#### Data entries:
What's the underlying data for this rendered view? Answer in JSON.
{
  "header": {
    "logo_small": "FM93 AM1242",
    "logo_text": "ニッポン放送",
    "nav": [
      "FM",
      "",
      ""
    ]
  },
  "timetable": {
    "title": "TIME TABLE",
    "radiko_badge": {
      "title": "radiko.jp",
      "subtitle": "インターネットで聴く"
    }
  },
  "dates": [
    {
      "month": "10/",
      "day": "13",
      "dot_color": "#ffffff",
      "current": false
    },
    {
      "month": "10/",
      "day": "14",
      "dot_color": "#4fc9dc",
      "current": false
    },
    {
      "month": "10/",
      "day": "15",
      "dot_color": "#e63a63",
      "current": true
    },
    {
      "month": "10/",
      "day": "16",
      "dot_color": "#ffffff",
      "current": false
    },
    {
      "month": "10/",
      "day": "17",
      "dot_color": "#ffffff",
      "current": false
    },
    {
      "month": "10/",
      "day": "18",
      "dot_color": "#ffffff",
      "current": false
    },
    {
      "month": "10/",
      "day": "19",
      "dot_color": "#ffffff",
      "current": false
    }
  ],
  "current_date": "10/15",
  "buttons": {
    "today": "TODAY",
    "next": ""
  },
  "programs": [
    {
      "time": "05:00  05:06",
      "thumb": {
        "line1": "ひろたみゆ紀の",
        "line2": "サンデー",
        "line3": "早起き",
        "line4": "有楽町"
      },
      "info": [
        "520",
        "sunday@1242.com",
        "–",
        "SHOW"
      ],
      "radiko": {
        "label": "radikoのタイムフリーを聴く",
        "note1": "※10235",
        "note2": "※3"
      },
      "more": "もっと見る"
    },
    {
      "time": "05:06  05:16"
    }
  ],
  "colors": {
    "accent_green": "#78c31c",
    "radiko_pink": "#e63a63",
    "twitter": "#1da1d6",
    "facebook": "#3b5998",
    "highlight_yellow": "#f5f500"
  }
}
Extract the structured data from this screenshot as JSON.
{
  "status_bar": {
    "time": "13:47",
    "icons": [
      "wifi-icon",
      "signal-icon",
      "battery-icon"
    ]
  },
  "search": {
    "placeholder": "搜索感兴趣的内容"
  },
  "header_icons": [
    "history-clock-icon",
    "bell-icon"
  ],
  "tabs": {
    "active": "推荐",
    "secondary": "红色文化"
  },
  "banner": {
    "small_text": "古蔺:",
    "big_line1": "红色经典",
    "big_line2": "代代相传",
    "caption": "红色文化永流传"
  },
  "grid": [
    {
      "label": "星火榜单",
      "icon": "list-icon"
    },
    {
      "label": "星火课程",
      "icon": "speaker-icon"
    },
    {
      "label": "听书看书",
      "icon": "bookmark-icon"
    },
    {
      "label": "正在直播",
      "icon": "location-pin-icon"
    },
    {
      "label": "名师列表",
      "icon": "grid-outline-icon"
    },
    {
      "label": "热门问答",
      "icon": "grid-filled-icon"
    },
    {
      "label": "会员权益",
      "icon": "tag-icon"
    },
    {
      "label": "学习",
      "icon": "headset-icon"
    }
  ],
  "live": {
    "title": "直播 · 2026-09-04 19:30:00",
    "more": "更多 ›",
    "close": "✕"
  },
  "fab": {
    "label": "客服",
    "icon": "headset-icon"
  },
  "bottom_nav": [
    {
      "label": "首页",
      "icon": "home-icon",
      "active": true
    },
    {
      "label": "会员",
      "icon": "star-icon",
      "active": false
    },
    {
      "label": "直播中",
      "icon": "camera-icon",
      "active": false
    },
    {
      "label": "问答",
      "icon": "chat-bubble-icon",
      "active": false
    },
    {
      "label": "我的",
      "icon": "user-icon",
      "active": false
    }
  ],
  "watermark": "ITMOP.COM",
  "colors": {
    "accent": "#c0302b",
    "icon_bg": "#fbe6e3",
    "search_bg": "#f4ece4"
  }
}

#### Exercise task:
Each line of the listing should be echoed back exactly.

#### Complete output:
What's the underlying data for this rendered view? Answer in JSON.
{
  "header": {
    "logo_small": "FM93 AM1242",
    "logo_text": "ニッポン放送",
    "nav": [
      "FM",
      "",
      ""
    ]
  },
  "timetable": {
    "title": "TIME TABLE",
    "radiko_badge": {
      "title": "radiko.jp",
      "subtitle": "インターネットで聴く"
    }
  },
  "dates": [
    {
      "month": "10/",
      "day": "13",
      "dot_color": "#ffffff",
      "current": false
    },
    {
      "month": "10/",
      "day": "14",
      "dot_color": "#4fc9dc",
      "current": false
    },
    {
      "month": "10/",
      "day": "15",
      "dot_color": "#e63a63",
      "current": true
    },
    {
      "month": "10/",
      "day": "16",
      "dot_color": "#ffffff",
      "current": false
    },
    {
      "month": "10/",
      "day": "17",
      "dot_color": "#ffffff",
      "current": false
    },
    {
      "month": "10/",
      "day": "18",
      "dot_color": "#ffffff",
      "current": false
    },
    {
      "month": "10/",
      "day": "19",
      "dot_color": "#ffffff",
      "current": false
    }
  ],
  "current_date": "10/15",
  "buttons": {
    "today": "TODAY",
    "next": ""
  },
  "programs": [
    {
      "time": "05:00  05:06",
      "thumb": {
        "line1": "ひろたみゆ紀の",
        "line2": "サンデー",
        "line3": "早起き",
        "line4": "有楽町"
      },
      "info": [
        "520",
        "sunday@1242.com",
        "–",
        "SHOW"
      ],
      "radiko": {
        "label": "radikoのタイムフリーを聴く",
        "note1": "※10235",
        "note2": "※3"
      },
      "more": "もっと見る"
    },
    {
      "time": "05:06  05:16"
    }
  ],
  "colors": {
    "accent_green": "#78c31c",
    "radiko_pink": "#e63a63",
    "twitter": "#1da1d6",
    "facebook": "#3b5998",
    "highlight_yellow": "#f5f500"
  }
}
Extract the structured data from this screenshot as JSON.
{
  "status_bar": {
    "time": "13:47",
    "icons": [
      "wifi-icon",
      "signal-icon",
      "battery-icon"
    ]
  },
  "search": {
    "placeholder": "搜索感兴趣的内容"
  },
  "header_icons": [
    "history-clock-icon",
    "bell-icon"
  ],
  "tabs": {
    "active": "推荐",
    "secondary": "红色文化"
  },
  "banner": {
    "small_text": "古蔺:",
    "big_line1": "红色经典",
    "big_line2": "代代相传",
    "caption": "红色文化永流传"
  },
  "grid": [
    {
      "label": "星火榜单",
      "icon": "list-icon"
    },
    {
      "label": "星火课程",
      "icon": "speaker-icon"
    },
    {
      "label": "听书看书",
      "icon": "bookmark-icon"
    },
    {
      "label": "正在直播",
      "icon": "location-pin-icon"
    },
    {
      "label": "名师列表",
      "icon": "grid-outline-icon"
    },
    {
      "label": "热门问答",
      "icon": "grid-filled-icon"
    },
    {
      "label": "会员权益",
      "icon": "tag-icon"
    },
    {
      "label": "学习",
      "icon": "headset-icon"
    }
  ],
  "live": {
    "title": "直播 · 2026-09-04 19:30:00",
    "more": "更多 ›",
    "close": "✕"
  },
  "fab": {
    "label": "客服",
    "icon": "headset-icon"
  },
  "bottom_nav": [
    {
      "label": "首页",
      "icon": "home-icon",
      "active": true
    },
    {
      "label": "会员",
      "icon": "star-icon",
      "active": false
    },
    {
      "label": "直播中",
      "icon": "camera-icon",
      "active": false
    },
    {
      "label": "问答",
      "icon": "chat-bubble-icon",
      "active": false
    },
    {
      "label": "我的",
      "icon": "user-icon",
      "active": false
    }
  ],
  "watermark": "ITMOP.COM",
  "colors": {
    "accent": "#c0302b",
    "icon_bg": "#fbe6e3",
    "search_bg": "#f4ece4"
  }
}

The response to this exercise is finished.